# Set task:
Give the listing again in full, exactly as written.

________

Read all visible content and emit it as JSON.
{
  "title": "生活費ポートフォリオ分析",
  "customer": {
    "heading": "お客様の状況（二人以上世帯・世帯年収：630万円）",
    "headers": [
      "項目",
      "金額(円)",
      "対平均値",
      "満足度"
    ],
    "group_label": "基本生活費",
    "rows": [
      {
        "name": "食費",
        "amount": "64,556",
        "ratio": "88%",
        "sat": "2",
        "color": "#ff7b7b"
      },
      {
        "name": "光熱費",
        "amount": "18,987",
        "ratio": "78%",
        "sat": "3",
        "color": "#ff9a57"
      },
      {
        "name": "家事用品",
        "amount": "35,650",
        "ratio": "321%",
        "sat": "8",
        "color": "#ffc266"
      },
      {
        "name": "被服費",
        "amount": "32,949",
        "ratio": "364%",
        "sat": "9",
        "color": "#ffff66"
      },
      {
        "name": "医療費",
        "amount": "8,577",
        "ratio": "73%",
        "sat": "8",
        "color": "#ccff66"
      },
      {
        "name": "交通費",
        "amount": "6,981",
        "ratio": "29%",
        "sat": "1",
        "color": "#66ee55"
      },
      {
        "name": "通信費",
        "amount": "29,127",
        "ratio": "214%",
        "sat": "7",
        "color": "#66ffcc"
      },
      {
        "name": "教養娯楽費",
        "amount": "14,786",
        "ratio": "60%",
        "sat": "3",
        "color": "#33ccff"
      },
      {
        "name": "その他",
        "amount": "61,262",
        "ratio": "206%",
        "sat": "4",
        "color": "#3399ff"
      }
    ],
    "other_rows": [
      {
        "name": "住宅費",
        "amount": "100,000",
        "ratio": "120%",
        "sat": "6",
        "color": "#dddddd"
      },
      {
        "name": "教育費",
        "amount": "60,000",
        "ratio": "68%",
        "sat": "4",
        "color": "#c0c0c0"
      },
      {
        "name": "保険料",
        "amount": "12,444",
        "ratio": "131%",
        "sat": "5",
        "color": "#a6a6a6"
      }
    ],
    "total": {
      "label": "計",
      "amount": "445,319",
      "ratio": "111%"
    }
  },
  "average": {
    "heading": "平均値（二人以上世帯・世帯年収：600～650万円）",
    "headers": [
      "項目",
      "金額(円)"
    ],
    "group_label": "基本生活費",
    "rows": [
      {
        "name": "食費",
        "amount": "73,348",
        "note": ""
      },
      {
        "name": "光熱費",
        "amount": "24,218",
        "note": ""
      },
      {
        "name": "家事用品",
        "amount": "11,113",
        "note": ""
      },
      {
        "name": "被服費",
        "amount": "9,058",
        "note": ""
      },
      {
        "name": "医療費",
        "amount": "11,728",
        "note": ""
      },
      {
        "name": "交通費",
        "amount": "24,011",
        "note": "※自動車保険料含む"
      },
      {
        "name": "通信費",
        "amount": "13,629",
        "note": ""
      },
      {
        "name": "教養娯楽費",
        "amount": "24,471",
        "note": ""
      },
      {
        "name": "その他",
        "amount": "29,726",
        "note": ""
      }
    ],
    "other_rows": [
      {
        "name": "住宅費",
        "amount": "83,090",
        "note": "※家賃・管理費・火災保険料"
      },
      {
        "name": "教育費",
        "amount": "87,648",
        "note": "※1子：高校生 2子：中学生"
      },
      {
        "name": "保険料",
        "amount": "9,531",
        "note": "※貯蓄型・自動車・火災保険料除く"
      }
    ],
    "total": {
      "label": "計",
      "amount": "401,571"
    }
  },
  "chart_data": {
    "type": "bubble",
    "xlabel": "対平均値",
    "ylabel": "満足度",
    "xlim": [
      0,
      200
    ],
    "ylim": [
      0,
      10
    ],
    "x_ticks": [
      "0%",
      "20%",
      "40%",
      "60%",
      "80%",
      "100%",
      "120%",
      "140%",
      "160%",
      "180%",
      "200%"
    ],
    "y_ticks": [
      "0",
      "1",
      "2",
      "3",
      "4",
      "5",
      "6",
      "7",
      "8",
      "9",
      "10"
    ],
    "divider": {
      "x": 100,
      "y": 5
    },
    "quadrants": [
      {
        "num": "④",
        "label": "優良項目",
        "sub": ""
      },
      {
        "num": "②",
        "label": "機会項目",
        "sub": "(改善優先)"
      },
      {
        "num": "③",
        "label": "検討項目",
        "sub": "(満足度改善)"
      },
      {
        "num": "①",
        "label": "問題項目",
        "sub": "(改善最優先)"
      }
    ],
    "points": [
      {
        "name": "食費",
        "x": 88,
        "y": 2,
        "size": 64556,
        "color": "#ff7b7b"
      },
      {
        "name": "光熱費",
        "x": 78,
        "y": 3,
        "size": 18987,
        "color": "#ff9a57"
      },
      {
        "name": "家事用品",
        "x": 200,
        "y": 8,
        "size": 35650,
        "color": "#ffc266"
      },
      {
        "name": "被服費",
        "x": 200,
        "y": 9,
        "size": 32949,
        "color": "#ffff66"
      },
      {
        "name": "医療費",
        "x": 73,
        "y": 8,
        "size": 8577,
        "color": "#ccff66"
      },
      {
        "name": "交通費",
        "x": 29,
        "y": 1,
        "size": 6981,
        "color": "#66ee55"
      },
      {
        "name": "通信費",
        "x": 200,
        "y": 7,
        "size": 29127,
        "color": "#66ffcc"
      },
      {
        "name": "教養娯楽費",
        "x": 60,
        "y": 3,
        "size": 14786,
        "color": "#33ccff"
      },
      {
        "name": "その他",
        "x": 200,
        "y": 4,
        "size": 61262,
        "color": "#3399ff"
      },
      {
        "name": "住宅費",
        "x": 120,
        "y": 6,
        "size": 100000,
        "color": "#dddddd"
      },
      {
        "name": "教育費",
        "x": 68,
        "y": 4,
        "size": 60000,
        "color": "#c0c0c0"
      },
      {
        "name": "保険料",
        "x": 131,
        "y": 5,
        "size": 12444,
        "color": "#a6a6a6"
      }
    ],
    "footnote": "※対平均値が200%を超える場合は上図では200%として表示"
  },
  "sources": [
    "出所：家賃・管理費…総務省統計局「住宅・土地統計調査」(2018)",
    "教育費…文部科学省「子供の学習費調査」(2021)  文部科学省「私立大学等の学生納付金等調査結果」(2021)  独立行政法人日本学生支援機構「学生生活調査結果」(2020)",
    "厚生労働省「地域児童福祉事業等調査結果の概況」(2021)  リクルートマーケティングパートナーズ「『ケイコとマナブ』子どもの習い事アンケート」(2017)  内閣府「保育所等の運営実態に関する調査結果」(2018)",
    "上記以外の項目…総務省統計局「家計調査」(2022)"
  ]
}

________

# Written solution:
Read all visible content and emit it as JSON.
{
  "title": "生活費ポートフォリオ分析",
  "customer": {
    "heading": "お客様の状況（二人以上世帯・世帯年収：630万円）",
    "headers": [
      "項目",
      "金額(円)",
      "対平均値",
      "満足度"
    ],
    "group_label": "基本生活費",
    "rows": [
      {
        "name": "食費",
        "amount": "64,556",
        "ratio": "88%",
        "sat": "2",
        "color": "#ff7b7b"
      },
      {
        "name": "光熱費",
        "amount": "18,987",
        "ratio": "78%",
        "sat": "3",
        "color": "#ff9a57"
      },
      {
        "name": "家事用品",
        "amount": "35,650",
        "ratio": "321%",
        "sat": "8",
        "color": "#ffc266"
      },
      {
        "name": "被服費",
        "amount": "32,949",
        "ratio": "364%",
        "sat": "9",
        "color": "#ffff66"
      },
      {
        "name": "医療費",
        "amount": "8,577",
        "ratio": "73%",
        "sat": "8",
        "color": "#ccff66"
      },
      {
        "name": "交通費",
        "amount": "6,981",
        "ratio": "29%",
        "sat": "1",
        "color": "#66ee55"
      },
      {
        "name": "通信費",
        "amount": "29,127",
        "ratio": "214%",
        "sat": "7",
        "color": "#66ffcc"
      },
      {
        "name": "教養娯楽費",
        "amount": "14,786",
        "ratio": "60%",
        "sat": "3",
        "color": "#33ccff"
      },
      {
        "name": "その他",
        "amount": "61,262",
        "ratio": "206%",
        "sat": "4",
        "color": "#3399ff"
      }
    ],
    "other_rows": [
      {
        "name": "住宅費",
        "amount": "100,000",
        "ratio": "120%",
        "sat": "6",
        "color": "#dddddd"
      },
      {
        "name": "教育費",
        "amount": "60,000",
        "ratio": "68%",
        "sat": "4",
        "color": "#c0c0c0"
      },
      {
        "name": "保険料",
        "amount": "12,444",
        "ratio": "131%",
        "sat": "5",
        "color": "#a6a6a6"
      }
    ],
    "total": {
      "label": "計",
      "amount": "445,319",
      "ratio": "111%"
    }
  },
  "average": {
    "heading": "平均値（二人以上世帯・世帯年収：600～650万円）",
    "headers": [
      "項目",
      "金額(円)"
    ],
    "group_label": "基本生活費",
    "rows": [
      {
        "name": "食費",
        "amount": "73,348",
        "note": ""
      },
      {
        "name": "光熱費",
        "amount": "24,218",
        "note": ""
      },
      {
        "name": "家事用品",
        "amount": "11,113",
        "note": ""
      },
      {
        "name": "被服費",
        "amount": "9,058",
        "note": ""
      },
      {
        "name": "医療費",
        "amount": "11,728",
        "note": ""
      },
      {
        "name": "交通費",
        "amount": "24,011",
        "note": "※自動車保険料含む"
      },
      {
        "name": "通信費",
        "amount": "13,629",
        "note": ""
      },
      {
        "name": "教養娯楽費",
        "amount": "24,471",
        "note": ""
      },
      {
        "name": "その他",
        "amount": "29,726",
        "note": ""
      }
    ],
    "other_rows": [
      {
        "name": "住宅費",
        "amount": "83,090",
        "note": "※家賃・管理費・火災保険料"
      },
      {
        "name": "教育費",
        "amount": "87,648",
        "note": "※1子：高校生 2子：中学生"
      },
      {
        "name": "保険料",
        "amount": "9,531",
        "note": "※貯蓄型・自動車・火災保険料除く"
      }
    ],
    "total": {
      "label": "計",
      "amount": "401,571"
    }
  },
  "chart_data": {
    "type": "bubble",
    "xlabel": "対平均値",
    "ylabel": "満足度",
    "xlim": [
      0,
      200
    ],
    "ylim": [
      0,
      10
    ],
    "x_ticks": [
      "0%",
      "20%",
      "40%",
      "60%",
      "80%",
      "100%",
      "120%",
      "140%",
      "160%",
      "180%",
      "200%"
    ],
    "y_ticks": [
      "0",
      "1",
      "2",
      "3",
      "4",
      "5",
      "6",
      "7",
      "8",
      "9",
      "10"
    ],
    "divider": {
      "x": 100,
      "y": 5
    },
    "quadrants": [
      {
        "num": "④",
        "label": "優良項目",
        "sub": ""
      },
      {
        "num": "②",
        "label": "機会項目",
        "sub": "(改善優先)"
      },
      {
        "num": "③",
        "label": "検討項目",
        "sub": "(満足度改善)"
      },
      {
        "num": "①",
        "label": "問題項目",
        "sub": "(改善最優先)"
      }
    ],
    "points": [
      {
        "name": "食費",
        "x": 88,
        "y": 2,
        "size": 64556,
        "color": "#ff7b7b"
      },
      {
        "name": "光熱費",
        "x": 78,
        "y": 3,
        "size": 18987,
        "color": "#ff9a57"
      },
      {
        "name": "家事用品",
        "x": 200,
        "y": 8,
        "size": 35650,
        "color": "#ffc266"
      },
      {
        "name": "被服費",
        "x": 200,
        "y": 9,
        "size": 32949,
        "color": "#ffff66"
      },
      {
        "name": "医療費",
        "x": 73,
        "y": 8,
        "size": 8577,
        "color": "#ccff66"
      },
      {
        "name": "交通費",
        "x": 29,
        "y": 1,
        "size": 6981,
        "color": "#66ee55"
      },
      {
        "name": "通信費",
        "x": 200,
        "y": 7,
        "size": 29127,
        "color": "#66ffcc"
      },
      {
        "name": "教養娯楽費",
        "x": 60,
        "y": 3,
        "size": 14786,
        "color": "#33ccff"
      },
      {
        "name": "その他",
        "x": 200,
        "y": 4,
        "size": 61262,
        "color": "#3399ff"
      },
      {
        "name": "住宅費",
        "x": 120,
        "y": 6,
        "size": 100000,
        "color": "#dddddd"
      },
      {
        "name": "教育費",
        "x": 68,
        "y": 4,
        "size": 60000,
        "color": "#c0c0c0"
      },
      {
        "name": "保険料",
        "x": 131,
        "y": 5,
        "size": 12444,
        "color": "#a6a6a6"
      }
    ],
    "footnote": "※対平均値が200%を超える場合は上図では200%として表示"
  },
  "sources": [
    "出所：家賃・管理費…総務省統計局「住宅・土地統計調査」(2018)",
    "教育費…文部科学省「子供の学習費調査」(2021)  文部科学省「私立大学等の学生納付金等調査結果」(2021)  独立行政法人日本学生支援機構「学生生活調査結果」(2020)",
    "厚生労働省「地域児童福祉事業等調査結果の概況」(2021)  リクルートマーケティングパートナーズ「『ケイコとマナブ』子どもの習い事アンケート」(2017)  内閣府「保育所等の運営実態に関する調査結果」(2018)",
    "上記以外の項目…総務省統計局「家計調査」(2022)"
  ]
}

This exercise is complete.